### Material shown ###
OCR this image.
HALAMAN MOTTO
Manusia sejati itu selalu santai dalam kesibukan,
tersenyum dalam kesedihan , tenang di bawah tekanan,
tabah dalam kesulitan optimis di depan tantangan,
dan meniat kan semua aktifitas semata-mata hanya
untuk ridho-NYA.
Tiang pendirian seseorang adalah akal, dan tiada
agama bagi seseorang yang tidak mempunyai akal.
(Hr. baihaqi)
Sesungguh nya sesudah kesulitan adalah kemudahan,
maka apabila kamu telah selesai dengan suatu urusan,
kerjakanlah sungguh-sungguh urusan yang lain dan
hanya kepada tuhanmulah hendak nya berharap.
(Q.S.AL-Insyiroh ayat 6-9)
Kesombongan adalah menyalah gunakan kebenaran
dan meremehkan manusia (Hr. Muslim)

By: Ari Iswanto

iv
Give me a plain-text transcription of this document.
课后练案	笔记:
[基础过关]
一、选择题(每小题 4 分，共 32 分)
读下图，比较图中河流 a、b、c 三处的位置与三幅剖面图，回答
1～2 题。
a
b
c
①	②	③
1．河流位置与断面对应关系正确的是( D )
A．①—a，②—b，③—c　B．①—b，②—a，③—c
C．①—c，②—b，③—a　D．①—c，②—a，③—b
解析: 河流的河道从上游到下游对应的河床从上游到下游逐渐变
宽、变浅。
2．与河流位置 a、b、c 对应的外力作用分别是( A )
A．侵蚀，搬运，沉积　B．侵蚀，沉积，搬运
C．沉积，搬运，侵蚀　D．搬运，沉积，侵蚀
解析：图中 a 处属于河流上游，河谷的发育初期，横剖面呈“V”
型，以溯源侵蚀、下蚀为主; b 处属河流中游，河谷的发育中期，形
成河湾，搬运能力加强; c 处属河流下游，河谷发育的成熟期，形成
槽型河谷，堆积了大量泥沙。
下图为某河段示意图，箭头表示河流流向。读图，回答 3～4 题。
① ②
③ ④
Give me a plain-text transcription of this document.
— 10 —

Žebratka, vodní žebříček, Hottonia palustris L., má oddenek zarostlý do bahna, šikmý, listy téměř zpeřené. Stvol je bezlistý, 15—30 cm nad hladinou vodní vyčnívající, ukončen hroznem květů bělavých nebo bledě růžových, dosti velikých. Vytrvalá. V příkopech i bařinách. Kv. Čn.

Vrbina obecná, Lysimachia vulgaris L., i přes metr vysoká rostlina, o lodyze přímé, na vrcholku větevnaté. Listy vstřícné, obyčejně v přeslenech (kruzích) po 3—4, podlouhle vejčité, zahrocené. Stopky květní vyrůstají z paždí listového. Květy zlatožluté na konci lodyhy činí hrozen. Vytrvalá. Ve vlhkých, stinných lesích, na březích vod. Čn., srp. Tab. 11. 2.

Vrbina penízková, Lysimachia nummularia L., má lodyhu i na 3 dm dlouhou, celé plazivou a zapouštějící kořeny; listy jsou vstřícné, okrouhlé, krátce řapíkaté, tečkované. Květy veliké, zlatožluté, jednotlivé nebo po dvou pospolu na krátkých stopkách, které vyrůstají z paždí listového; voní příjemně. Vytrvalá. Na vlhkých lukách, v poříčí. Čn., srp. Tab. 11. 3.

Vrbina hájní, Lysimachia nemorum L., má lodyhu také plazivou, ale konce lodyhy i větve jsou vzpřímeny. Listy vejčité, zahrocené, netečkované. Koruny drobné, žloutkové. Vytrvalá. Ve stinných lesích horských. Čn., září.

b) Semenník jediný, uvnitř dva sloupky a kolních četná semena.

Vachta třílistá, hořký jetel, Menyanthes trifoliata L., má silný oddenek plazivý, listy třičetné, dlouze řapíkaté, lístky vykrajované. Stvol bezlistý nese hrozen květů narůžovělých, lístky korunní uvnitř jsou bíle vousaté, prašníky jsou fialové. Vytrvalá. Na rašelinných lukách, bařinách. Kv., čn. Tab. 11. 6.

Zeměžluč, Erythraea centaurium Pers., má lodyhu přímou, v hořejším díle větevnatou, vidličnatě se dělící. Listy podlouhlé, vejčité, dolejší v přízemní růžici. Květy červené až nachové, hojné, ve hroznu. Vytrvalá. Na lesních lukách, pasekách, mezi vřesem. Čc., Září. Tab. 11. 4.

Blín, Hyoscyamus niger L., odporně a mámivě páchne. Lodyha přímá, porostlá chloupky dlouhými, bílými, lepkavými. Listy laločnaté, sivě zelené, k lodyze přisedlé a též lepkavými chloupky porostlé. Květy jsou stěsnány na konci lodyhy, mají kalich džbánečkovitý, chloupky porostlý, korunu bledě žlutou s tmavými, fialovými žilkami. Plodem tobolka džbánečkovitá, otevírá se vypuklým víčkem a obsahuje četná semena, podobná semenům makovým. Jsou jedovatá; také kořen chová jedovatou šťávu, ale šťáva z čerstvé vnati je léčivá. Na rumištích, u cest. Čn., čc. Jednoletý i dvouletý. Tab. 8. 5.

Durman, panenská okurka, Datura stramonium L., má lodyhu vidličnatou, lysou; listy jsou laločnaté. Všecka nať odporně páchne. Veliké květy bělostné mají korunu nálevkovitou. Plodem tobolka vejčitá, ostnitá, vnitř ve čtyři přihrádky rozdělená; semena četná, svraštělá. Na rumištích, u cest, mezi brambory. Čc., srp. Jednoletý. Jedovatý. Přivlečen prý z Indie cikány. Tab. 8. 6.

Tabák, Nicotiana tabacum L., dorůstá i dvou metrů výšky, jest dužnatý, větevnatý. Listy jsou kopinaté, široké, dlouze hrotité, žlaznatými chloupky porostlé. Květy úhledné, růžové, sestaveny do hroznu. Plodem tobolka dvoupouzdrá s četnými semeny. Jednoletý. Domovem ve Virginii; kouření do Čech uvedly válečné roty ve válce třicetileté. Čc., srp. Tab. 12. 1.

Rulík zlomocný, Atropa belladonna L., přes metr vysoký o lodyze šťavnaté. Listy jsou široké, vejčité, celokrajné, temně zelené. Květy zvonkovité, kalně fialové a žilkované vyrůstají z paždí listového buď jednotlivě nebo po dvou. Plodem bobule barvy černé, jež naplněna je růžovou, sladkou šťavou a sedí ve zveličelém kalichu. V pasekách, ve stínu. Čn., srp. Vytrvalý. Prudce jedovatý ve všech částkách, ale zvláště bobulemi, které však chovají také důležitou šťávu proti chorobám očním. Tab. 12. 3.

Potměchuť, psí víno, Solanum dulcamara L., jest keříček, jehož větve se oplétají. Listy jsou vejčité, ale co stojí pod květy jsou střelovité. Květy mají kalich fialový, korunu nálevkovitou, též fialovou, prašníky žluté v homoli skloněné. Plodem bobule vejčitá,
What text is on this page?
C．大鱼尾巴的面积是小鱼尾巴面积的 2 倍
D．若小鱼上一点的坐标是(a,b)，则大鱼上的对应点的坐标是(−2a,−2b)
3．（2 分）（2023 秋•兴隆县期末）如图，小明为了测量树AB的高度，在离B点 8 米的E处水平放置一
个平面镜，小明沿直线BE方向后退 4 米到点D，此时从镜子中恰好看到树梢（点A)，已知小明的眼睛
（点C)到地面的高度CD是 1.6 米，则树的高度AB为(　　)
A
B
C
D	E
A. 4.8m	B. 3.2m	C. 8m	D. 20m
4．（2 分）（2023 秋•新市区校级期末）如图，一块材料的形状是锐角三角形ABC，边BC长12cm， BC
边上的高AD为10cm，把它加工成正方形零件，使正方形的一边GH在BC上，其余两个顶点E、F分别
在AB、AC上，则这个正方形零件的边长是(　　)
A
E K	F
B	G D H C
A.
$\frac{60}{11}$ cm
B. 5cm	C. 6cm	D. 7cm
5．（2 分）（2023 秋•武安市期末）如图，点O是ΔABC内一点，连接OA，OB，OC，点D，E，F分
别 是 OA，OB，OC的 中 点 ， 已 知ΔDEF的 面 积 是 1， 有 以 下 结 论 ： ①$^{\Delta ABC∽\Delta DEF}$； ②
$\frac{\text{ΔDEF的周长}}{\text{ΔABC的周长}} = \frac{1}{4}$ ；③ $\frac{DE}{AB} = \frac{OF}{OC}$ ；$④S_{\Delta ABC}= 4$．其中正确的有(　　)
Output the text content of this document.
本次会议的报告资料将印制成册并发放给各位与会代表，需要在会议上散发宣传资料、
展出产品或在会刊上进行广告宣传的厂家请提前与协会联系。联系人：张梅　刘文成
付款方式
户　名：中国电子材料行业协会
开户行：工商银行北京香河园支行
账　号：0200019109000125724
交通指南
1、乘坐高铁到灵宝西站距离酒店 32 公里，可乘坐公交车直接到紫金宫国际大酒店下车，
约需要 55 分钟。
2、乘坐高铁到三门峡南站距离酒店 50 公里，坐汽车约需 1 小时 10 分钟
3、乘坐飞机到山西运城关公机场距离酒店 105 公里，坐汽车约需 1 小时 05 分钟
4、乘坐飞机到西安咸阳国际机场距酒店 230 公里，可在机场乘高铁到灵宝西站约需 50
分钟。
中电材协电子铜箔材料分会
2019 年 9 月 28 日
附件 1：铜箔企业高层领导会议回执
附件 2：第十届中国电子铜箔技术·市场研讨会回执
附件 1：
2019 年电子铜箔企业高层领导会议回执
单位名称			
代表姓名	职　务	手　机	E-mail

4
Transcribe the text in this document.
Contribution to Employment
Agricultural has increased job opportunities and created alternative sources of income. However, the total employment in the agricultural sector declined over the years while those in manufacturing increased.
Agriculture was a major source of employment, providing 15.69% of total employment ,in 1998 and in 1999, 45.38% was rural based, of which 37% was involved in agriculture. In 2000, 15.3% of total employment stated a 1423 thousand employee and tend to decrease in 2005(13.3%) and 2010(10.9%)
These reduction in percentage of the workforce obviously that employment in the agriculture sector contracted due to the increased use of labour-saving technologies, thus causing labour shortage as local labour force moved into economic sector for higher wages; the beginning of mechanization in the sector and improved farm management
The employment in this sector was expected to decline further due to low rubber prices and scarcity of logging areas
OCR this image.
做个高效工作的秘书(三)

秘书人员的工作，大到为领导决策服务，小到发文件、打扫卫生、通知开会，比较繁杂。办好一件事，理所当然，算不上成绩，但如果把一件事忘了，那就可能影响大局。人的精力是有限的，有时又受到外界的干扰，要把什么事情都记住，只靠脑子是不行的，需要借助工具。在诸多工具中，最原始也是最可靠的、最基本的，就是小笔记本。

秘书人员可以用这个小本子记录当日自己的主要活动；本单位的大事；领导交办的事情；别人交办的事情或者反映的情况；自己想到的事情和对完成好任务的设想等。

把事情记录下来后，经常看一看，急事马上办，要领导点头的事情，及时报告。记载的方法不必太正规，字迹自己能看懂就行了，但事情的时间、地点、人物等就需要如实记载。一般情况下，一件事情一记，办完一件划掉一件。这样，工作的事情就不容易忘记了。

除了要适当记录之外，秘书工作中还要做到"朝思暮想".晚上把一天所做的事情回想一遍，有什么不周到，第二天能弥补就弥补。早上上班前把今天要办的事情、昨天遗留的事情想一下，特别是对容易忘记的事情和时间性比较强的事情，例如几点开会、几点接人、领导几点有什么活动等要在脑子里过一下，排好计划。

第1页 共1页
###
* **What you are asked to do**
Pick out and copy the lines of the entries that hold the string "akal".

* **Solution below**
Tiang pendirian seseorang adalah akal, dan tiada
agama bagi seseorang yang tidak mempunyai akal.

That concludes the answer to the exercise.